--- start Document passage ---

This blog addresses frequently asked questions about Priority Sector Lending Certificates (PSLCs), including their validity, trading mechanisms, tax implications, and regulations set by the Reserve Bank of India (RBI). It aims to clarify various facets of PSLCs for banking institutions and market participants.

Expiry Date of PSLCs

All PSLCs retain their validity until March 31st and will automatically expire on April 1st of the subsequent year.

Duration of PSLCs

While PSLCs can be issued for different durations, all certificates uniformly expire on April 1st.

Tax Implications for PSLC Fees

Under Section 6(1)(o) of the Banking Regulation Act, as notified by the Government of India on May 4, 2016, PSLCs are classified as ‘goods’. Therefore, banks will determine tax implications related to PSLC transactions in accordance with applicable tax laws. Notably, current guidelines stipulate that participating banks incur no transaction charges or fees for utilizing the PSLC module on the e-Kuber portal.

--- end Document passage ---

*What you need to do:* From the text on Priority Sector Lending Certificates above, reproduce word for word the part that opens with the words containing "Expiry Date of" and closes with "the e-Kuber portal.".

--- start Raw data ---

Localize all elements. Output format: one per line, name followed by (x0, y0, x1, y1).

--- end Raw data ---

*Completed exercise:*
Expiry Date of PSLCs

All PSLCs retain their validity until March 31st and will automatically expire on April 1st of the subsequent year.

Duration of PSLCs

While PSLCs can be issued for different durations, all certificates uniformly expire on April 1st.

Tax Implications for PSLC Fees

Under Section 6(1)(o) of the Banking Regulation Act, as notified by the Government of India on May 4, 2016, PSLCs are classified as ‘goods’. Therefore, banks will determine tax implications related to PSLC transactions in accordance with applicable tax laws. Notably, current guidelines stipulate that participating banks incur no transaction charges or fees for utilizing the PSLC module on the e-Kuber portal.